WHAT TO DO:
Filter the data below for the string "Stockpiling" and copy each matching line.

----

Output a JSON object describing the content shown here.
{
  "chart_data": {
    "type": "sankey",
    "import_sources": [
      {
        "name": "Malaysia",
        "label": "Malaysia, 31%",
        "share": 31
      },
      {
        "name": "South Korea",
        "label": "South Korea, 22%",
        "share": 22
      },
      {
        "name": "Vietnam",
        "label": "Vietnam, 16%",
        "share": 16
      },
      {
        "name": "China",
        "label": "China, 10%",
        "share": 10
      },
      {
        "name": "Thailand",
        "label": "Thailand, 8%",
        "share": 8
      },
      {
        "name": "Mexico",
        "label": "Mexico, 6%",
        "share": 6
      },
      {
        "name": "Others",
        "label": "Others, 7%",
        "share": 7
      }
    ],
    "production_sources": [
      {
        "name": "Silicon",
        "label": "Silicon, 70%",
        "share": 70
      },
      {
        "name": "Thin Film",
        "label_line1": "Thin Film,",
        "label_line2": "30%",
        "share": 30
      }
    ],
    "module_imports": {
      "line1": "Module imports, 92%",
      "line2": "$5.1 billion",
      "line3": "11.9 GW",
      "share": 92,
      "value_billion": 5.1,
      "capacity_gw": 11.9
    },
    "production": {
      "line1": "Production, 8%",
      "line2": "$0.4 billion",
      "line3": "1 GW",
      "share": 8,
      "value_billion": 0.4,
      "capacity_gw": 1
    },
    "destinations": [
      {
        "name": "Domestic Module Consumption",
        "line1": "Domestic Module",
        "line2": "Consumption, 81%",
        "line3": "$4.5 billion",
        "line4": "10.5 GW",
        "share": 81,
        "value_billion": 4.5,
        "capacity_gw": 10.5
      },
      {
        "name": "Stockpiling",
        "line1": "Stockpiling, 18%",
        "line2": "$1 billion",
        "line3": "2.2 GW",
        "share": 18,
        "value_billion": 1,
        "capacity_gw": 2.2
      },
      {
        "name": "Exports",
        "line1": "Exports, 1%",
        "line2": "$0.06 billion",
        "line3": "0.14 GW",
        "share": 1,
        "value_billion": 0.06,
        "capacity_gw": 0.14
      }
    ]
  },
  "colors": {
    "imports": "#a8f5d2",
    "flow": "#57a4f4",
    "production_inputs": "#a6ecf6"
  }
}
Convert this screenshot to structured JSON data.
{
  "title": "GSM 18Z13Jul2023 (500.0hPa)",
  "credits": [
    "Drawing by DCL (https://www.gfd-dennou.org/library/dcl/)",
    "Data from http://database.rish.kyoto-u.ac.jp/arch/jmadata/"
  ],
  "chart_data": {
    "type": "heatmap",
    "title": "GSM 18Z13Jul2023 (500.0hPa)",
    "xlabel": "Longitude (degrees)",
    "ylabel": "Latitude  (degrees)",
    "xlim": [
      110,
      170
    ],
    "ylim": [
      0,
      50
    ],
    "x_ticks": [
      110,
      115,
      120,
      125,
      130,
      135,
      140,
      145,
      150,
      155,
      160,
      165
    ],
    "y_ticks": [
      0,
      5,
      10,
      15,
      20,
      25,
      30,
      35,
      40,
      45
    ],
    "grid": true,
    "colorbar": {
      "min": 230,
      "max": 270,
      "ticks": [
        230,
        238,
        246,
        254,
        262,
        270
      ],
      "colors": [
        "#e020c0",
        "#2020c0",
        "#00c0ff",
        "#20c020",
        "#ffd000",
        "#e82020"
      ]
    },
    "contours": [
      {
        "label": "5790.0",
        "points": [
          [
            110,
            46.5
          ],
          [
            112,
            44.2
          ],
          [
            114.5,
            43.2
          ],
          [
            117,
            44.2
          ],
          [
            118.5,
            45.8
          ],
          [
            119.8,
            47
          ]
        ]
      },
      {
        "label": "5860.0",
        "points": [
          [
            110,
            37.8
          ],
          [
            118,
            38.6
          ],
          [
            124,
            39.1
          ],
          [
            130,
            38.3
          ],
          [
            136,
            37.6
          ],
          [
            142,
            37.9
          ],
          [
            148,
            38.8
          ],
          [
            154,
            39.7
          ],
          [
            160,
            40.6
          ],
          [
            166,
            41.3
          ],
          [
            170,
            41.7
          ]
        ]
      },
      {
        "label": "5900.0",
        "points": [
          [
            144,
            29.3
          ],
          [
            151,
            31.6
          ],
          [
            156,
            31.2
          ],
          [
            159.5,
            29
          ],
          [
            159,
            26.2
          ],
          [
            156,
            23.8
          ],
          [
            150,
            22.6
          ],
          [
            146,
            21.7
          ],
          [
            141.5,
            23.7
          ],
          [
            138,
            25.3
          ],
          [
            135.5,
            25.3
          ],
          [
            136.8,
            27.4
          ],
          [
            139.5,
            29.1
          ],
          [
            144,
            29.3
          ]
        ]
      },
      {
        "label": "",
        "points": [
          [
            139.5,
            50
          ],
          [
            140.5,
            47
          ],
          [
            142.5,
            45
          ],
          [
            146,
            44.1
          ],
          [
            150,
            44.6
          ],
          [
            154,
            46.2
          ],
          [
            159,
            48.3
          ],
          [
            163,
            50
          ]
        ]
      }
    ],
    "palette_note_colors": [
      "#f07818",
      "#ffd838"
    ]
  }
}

----

RESULT:
        "name": "Stockpiling",
        "line1": "Stockpiling, 18%",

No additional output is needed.